| WHAT YOU HAVE TO DO |
Within the records below, how many lines hold the word "Albino"? Only the number should be returned.
(DATA FOR THIS EXERCISE begins)
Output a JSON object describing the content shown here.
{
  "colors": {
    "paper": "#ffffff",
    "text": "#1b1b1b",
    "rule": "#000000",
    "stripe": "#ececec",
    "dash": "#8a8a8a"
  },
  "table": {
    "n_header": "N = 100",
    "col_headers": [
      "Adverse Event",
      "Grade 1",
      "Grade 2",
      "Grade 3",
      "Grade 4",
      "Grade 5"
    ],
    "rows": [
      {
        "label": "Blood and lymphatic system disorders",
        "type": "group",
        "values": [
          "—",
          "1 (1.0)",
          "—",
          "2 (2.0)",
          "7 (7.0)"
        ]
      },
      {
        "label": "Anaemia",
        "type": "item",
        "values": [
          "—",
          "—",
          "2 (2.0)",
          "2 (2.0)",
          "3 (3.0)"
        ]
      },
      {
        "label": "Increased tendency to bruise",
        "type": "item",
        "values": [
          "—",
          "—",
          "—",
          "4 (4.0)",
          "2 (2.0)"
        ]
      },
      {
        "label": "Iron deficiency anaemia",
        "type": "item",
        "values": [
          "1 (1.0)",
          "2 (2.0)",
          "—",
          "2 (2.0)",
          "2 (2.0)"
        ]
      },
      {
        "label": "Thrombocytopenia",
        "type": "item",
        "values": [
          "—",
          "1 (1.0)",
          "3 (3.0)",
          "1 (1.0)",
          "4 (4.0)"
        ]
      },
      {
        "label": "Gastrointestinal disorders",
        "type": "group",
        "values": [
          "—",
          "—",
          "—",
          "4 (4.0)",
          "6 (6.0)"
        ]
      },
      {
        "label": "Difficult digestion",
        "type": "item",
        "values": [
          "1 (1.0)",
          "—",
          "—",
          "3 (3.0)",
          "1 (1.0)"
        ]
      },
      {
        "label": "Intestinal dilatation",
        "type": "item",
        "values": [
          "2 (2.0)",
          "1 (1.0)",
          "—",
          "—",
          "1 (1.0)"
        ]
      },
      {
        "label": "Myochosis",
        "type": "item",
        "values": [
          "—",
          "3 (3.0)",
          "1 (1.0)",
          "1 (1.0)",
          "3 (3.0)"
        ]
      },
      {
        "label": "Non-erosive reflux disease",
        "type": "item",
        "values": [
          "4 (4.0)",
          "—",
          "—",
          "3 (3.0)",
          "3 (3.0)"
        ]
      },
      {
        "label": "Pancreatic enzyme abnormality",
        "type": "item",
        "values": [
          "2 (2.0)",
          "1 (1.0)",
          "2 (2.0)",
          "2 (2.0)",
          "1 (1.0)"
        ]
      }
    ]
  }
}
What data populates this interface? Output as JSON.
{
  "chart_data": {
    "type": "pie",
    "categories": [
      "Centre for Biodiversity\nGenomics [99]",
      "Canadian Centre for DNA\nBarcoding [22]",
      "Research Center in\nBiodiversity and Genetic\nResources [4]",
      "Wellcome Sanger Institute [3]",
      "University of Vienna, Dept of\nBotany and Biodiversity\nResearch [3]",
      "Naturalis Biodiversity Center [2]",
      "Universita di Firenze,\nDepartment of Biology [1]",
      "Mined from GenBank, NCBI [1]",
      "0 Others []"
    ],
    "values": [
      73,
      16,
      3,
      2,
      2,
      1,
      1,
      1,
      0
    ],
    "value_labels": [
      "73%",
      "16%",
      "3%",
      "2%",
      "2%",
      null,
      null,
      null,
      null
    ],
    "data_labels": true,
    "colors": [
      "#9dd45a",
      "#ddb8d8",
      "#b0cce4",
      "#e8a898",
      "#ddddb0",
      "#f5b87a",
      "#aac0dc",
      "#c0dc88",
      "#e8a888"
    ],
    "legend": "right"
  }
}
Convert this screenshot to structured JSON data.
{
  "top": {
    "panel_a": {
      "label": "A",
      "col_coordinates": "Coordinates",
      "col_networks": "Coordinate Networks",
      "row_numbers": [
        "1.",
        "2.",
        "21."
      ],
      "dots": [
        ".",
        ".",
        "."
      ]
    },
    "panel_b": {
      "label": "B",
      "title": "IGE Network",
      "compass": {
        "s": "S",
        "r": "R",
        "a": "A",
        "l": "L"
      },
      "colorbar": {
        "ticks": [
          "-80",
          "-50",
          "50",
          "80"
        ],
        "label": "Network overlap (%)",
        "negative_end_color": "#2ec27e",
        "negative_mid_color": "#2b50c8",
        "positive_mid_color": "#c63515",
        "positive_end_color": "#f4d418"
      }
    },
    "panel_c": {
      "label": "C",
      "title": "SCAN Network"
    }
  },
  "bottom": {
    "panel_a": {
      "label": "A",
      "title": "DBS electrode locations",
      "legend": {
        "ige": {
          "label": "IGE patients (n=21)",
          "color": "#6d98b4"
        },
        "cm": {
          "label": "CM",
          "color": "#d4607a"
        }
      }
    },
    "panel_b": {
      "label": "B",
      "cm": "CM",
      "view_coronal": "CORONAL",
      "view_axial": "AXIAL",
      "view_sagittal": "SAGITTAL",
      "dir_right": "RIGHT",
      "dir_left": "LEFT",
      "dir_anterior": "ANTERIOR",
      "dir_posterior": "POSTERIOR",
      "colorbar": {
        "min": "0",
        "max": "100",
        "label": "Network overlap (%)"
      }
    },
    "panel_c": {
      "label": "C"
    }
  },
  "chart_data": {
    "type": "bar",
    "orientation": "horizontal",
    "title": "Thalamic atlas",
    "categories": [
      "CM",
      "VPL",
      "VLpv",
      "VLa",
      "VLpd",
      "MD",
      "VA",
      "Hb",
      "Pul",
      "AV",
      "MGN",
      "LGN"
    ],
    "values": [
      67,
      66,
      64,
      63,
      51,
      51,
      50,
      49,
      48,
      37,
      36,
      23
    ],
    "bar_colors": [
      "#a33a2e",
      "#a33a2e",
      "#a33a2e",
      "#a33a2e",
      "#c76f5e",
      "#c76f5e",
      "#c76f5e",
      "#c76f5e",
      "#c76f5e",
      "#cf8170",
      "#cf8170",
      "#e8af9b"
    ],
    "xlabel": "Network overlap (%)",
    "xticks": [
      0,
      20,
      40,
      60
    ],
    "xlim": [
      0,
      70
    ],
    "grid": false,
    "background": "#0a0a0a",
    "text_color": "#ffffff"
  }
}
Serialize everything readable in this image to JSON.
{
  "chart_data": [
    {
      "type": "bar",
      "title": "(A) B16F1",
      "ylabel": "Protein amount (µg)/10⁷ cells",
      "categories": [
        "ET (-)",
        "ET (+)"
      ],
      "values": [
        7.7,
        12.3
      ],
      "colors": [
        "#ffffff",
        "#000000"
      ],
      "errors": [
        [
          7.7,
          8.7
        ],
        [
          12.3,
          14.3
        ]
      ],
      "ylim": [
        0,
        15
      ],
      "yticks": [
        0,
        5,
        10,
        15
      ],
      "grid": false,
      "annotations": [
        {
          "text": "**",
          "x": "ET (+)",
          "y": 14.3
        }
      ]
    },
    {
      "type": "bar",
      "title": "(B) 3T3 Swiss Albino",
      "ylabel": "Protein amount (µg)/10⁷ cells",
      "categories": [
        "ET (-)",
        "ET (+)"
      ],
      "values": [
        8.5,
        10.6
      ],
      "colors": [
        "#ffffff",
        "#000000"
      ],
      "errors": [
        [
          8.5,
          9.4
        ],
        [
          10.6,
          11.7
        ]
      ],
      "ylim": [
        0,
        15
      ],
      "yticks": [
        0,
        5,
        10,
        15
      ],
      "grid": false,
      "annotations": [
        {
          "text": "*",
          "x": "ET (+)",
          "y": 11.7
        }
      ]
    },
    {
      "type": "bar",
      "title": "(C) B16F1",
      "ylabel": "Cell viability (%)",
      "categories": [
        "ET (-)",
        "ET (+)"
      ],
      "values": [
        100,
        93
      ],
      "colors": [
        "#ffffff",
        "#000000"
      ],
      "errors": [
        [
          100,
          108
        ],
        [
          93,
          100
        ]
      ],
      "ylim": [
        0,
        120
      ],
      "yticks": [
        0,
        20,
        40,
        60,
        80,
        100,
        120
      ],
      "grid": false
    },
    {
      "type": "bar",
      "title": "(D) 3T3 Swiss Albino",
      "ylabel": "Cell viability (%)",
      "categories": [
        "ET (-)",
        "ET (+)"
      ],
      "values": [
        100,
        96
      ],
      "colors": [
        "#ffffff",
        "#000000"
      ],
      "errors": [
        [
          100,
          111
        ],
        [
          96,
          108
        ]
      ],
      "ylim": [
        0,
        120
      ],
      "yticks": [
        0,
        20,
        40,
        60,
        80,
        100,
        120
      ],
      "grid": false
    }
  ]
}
(DATA FOR THIS EXERCISE ends)
| RESPONSE AREA |
2